Excerpted text:

SINGAPORE — Justice Aedit Abdullah of the Singapore High Court delivered a judgment on Thursday (4 May), upholding the convictions of the editor of online news website, The Online Citizen Asia (TOC) and a contributor to the publication, Daniel De Costa, but replacing their jail terms with fines.
The two appellants, Xu and De Costa, originally sentenced to three weeks’ imprisonment for their respective criminal defamation charges, successfully appealed to replace their jail terms with fines.
The charges stemmed from a letter from De Costa that was published on TOC in September 2018, which allegedly defamed members of the Cabinet. The two were later charged in December of that year for criminal defamation under Section 499 of the Penal Code.
Defamation of Cabinet
In his judgment, Justice Abdullah addressed the interpretation of the phrase “present PAP leadership” and its relationship to “corruption at the highest echelons”, as used in the letter.
The judge concluded that the reasonable inference is that the “present PAP leadership” refers to the members of the Cabinet, who are responsible for the perceived failures mentioned in the letter.
This inference is supported by the understanding that key members of the PAP would be associated with the members of the Cabinet.
Regarding the phrase “corruption at the highest echelons,” the judge disagreed with the Prosecution’s argument that it would be interpreted as an allegation of corruption against the members of the Cabinet.
Instead, he accepted the argument put forth by Xu, stating that the more natural interpretation is that it implies a failure of action or omission by the Cabinet in addressing corruption at the highest levels.
The judge emphasized the crucial distinction between holding the Cabinet responsible for the rise of corruption and accusing the Cabinet members of being corrupt themselves.
He found that there was more than a reasonable doubt that the objective meaning of the text was that the members of the Cabinet were corrupt.
The judge further examined the applicable law in relation to the appellants’ knowledge of the harm to the reputation of the members of the Cabinet.
Under Section 499, the mens rea requirement is that the accused published the imputation intending to harm or knowing that such imputation will harm the reputation of the person involved.
Explanation 4 of Section 499 elaborates on how an imputation may be considered to harm a person’s reputation.
In applying the law to the facts of the case, the judge focused on whether the appellants knew that the imputation of “corruption at the highest echelons” would harm the reputation of the members of the Cabinet in a manner specified in Explanation 4 of Section 499.
Justice Abdullah acknowledged that the appellants vehemently denied any intention to harm the reputation of the members of the Cabinet. They argued that their aim was to criticize and express their views on the performance of the government rather than defaming individual members of the Cabinet.
In analyzing the evidence, the judge referred to the content and tone of the letter, noting that it was strongly critical of the government and contained disparaging remarks about the “present PAP leadership” and its alleged failures.
Justice Abdullah emphasized that the appellants’ awareness of the potential harm to the reputation of the members of the Cabinet could be inferred from the strong language used in the letter and the imputation of corruption at the highest echelons.
He highlighted that the imputation, as explained by Xu, carried a negative connotation about the Cabinet’s ability to prevent corruption.
Considering the context and the ordinary meaning of the words used, the judge concluded that the appellants, by publishing the imputation, either intended to harm the reputation of the members of the Cabinet or knew that such imputation would harm their reputation.

Task directions: Extend the article above on the High Court ruling in the criminal defamation appeal, continuing from its last sentence.

Data provided:

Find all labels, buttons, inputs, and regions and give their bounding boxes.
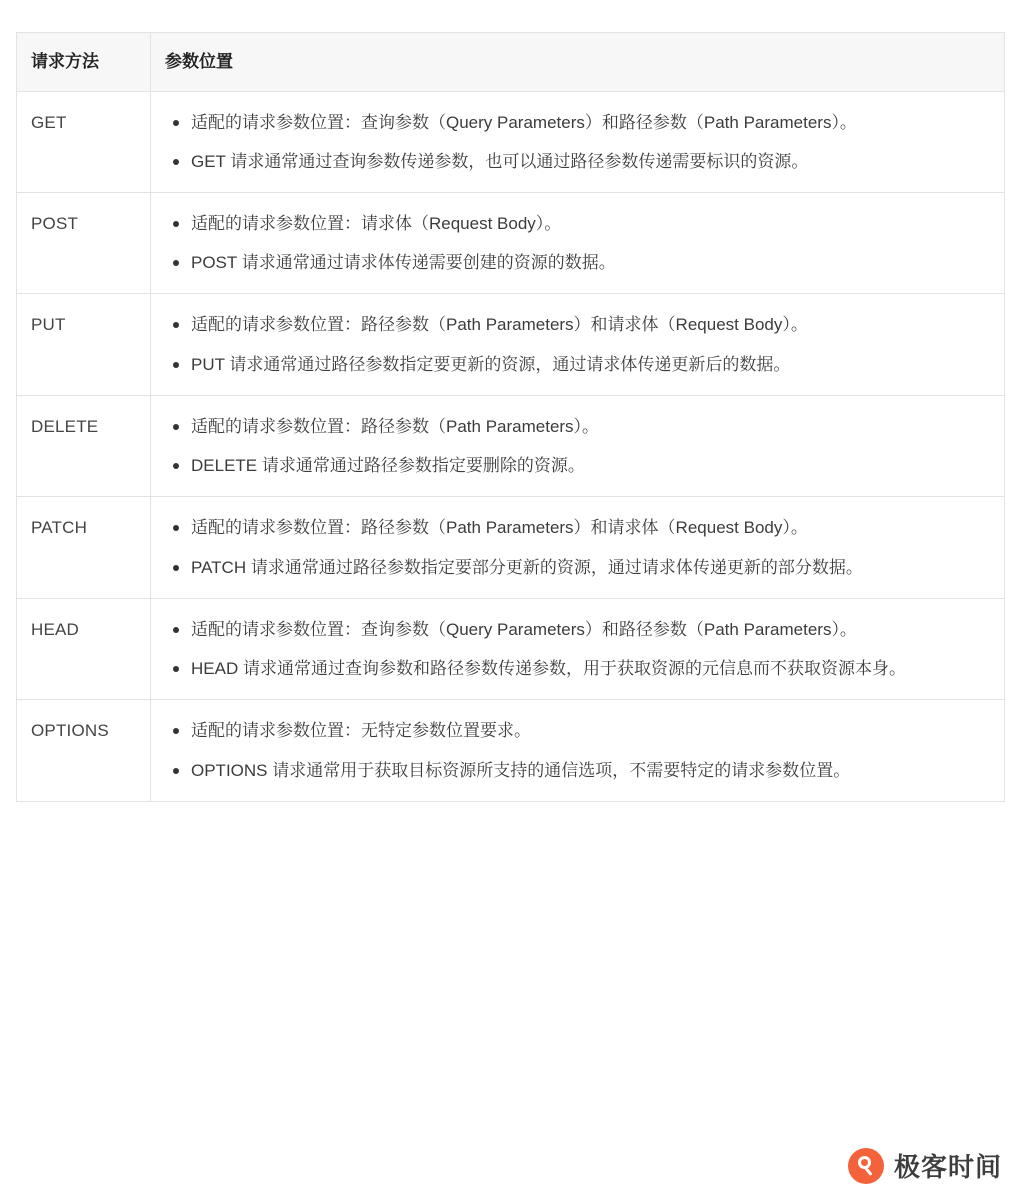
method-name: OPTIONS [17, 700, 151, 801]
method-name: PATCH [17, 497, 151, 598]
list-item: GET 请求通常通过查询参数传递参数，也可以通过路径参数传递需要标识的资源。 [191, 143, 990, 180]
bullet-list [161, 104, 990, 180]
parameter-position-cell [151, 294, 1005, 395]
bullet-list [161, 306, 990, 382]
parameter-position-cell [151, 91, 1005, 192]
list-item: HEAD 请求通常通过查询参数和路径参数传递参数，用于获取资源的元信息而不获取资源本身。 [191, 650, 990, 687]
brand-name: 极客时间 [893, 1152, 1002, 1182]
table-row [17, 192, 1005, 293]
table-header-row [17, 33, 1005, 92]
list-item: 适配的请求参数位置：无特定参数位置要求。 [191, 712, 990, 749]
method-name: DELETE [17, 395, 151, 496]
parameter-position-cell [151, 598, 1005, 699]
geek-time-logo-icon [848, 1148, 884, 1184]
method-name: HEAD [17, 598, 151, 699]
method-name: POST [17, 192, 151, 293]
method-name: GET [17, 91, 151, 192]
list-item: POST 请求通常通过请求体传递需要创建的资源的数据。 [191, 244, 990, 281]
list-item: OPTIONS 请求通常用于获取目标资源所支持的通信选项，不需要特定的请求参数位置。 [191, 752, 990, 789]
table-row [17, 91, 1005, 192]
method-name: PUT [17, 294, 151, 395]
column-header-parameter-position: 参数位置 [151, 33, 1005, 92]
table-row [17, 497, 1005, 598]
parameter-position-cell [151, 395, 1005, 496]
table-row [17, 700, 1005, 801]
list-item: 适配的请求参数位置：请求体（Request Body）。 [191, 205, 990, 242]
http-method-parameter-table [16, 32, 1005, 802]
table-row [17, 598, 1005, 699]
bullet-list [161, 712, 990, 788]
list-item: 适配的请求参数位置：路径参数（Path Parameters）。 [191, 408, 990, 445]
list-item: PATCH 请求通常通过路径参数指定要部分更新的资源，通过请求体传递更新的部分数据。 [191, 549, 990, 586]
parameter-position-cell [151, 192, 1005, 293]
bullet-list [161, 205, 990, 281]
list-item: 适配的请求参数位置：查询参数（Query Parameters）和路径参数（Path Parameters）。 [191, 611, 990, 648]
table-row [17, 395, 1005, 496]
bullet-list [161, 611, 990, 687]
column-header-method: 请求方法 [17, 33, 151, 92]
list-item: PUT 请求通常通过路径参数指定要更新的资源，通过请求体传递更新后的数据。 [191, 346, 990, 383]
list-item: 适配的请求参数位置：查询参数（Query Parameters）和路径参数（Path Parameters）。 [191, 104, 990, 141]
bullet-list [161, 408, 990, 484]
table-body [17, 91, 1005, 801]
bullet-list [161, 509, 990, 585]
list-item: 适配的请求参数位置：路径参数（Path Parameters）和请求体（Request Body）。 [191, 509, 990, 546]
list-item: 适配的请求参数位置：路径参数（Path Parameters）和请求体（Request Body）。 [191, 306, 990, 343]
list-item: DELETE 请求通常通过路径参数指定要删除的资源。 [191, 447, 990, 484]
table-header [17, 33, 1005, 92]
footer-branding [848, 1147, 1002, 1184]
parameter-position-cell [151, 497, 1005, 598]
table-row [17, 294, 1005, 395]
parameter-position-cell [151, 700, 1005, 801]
* * *
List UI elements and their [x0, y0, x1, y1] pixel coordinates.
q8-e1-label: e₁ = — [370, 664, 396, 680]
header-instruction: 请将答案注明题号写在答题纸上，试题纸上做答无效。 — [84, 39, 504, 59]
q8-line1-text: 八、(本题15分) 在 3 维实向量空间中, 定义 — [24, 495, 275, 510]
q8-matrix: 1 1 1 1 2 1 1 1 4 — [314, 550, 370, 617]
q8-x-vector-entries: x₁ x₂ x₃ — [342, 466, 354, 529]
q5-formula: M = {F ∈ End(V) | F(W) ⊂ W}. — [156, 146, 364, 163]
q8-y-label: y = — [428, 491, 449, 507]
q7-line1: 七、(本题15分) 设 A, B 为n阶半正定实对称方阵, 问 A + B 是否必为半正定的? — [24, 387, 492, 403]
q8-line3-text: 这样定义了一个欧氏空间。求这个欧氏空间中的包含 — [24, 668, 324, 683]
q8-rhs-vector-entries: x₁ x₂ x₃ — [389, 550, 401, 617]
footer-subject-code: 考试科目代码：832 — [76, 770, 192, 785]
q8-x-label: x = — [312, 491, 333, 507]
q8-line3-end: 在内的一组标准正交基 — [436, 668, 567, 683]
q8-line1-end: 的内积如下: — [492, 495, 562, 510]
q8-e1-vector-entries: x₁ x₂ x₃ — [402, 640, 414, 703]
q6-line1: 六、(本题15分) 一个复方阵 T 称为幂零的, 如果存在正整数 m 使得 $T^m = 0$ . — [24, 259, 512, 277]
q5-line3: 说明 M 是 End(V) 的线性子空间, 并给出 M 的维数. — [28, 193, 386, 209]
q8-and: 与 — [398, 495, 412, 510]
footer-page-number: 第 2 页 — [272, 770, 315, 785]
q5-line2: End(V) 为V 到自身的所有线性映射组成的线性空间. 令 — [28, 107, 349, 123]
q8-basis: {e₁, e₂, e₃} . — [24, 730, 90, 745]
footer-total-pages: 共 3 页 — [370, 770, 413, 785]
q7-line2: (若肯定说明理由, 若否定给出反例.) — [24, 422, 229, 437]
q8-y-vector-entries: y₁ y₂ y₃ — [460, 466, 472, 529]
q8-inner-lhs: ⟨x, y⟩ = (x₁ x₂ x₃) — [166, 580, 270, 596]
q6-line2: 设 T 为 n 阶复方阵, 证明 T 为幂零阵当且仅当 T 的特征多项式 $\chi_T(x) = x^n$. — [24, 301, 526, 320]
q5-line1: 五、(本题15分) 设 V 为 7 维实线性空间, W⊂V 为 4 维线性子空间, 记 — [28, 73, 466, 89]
* * *
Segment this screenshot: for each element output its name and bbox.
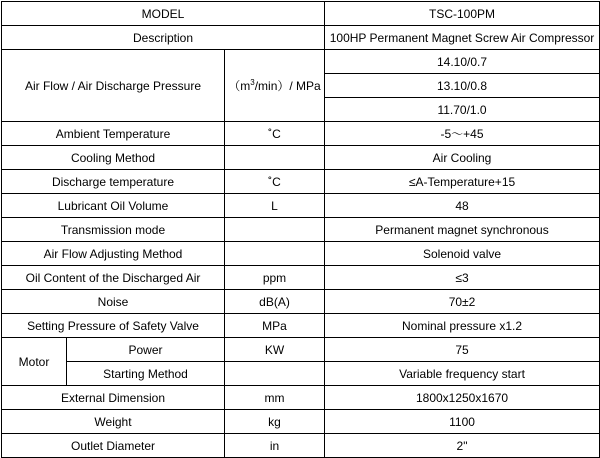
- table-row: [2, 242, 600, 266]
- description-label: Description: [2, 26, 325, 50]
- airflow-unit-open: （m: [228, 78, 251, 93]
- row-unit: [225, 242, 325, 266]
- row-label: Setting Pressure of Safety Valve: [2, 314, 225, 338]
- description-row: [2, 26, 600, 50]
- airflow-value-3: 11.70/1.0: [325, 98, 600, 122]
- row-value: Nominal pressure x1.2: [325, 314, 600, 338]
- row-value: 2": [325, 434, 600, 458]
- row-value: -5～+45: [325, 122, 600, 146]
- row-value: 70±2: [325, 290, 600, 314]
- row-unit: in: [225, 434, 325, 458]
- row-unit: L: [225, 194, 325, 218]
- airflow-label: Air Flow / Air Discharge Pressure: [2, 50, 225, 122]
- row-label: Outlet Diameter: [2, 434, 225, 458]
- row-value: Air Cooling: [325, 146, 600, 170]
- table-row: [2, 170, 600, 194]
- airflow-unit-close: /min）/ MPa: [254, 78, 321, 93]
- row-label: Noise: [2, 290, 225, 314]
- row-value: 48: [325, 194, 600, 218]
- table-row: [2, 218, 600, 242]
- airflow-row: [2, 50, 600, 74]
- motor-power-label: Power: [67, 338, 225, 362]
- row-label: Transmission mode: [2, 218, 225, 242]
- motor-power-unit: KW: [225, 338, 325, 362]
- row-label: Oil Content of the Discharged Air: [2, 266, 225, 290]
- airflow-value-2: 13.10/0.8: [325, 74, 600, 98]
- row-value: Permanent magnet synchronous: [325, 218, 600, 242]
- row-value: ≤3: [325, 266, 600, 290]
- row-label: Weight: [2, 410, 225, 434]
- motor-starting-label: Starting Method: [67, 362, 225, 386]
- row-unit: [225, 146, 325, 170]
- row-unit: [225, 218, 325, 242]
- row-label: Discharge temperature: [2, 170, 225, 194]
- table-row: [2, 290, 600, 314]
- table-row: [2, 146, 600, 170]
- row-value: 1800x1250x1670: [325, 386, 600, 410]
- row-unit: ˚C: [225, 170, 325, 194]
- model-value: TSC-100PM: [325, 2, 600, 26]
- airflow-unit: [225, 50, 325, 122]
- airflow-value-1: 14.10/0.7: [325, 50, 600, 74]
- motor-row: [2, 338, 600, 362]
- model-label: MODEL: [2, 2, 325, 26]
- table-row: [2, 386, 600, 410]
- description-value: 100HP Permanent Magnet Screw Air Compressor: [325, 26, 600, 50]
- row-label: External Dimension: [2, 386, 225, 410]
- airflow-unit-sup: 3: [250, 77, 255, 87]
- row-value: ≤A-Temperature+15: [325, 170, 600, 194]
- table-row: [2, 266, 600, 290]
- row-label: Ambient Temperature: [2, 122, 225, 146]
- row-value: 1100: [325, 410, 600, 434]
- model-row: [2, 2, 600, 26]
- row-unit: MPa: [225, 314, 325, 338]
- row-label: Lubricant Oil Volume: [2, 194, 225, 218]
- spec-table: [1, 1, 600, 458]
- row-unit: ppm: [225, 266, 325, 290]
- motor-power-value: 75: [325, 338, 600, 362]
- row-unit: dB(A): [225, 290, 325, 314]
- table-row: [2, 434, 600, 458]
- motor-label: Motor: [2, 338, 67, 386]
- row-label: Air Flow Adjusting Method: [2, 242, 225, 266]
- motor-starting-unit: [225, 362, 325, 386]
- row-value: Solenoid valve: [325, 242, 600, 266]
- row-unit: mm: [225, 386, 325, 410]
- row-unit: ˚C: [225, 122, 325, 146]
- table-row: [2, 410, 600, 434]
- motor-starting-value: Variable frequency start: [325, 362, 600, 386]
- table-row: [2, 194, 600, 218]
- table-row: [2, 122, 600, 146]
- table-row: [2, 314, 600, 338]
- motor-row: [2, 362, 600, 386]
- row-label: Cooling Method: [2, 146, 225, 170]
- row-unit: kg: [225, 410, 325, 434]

Expected output:
Justice Abdullah then addressed the argument raised by Xu regarding the Prosecution’s position on whether it was the Cabinet as an entity or individual members of the Cabinet who were defamed.
Xu argued that the Prosecution vacillated on this issue due to concerns about contravening the principle established in Derbyshire County Council v Times Newspapers Ltd, which states that a government body cannot sue for defamation.
However, Justice Abdullah clarified that this argument did not affect the analysis under Section 499 of the Penal Code.
The judge explained that Section 11 of the Penal Code and Explanation 2 to Section 499 allow for the allegedly defamed “person” to include an association, collection, or body of persons.
Therefore, the distinction sought by Xu between the Cabinet as an entity and the members of the Cabinet was deemed irrelevant. What matters is that the term “members of the Cabinet” refers to a specific collection or body of persons, which falls within the acceptable limits of Section 499 of the Penal Code.
Regarding the principle established in Derbyshire County Council v Times Newspapers Ltd, Justice Abdullah clarified that it pertains to civil defamation cases where a government body sues for damages.
In the present case, however, criminal proceedings were instituted by the Attorney-General, not the allegedly defamed persons, under Section 499 of the Penal Code.
Therefore, the principle in Derbyshire County Council v Times Newspapers Ltd was deemed irrelevant to the present criminal defamation case.
Jail term reduced to fines while conviction still holds
Justice Abdullah set Xu’s fine at S$8,000 (in default of two weeks’ imprisonment), while De Costa was fined S$10,000 (in default of three weeks’ imprisonment).
While the original judge found the defamatory remark to be grave, Justice Abdullah ruled that the imputation of the remarks – by implying they were responsible for “corruption at the highest echelons” due to their incompetence – was less serious as it only attacked the Cabinet members’ competence rather than their integrity.
Justice Abdullah acknowledged the wide reach of the defamatory remark, given the news platform’s extensive readership and reputation, which contributed to the seriousness of the offence.
However, he also considered Xu’s swift compliance with the Infocomm Media Development Authority’s (IMDA) instructions to remove the published letter and cooperation with the authorities as a mitigating factor in determining the appropriate fines.
The defendants’ appeals against their convictions for criminal defamation were dismissed, as well as De Costa’s appeal against the sentence for the Computer Misuse Act (CMA) charge.
De Costa’s three-month imprisonment sentence for the CMA charge was maintained, as Justice Abdullah found it to be appropriate considering the severity of the offending conduct and lack of mitigating factors.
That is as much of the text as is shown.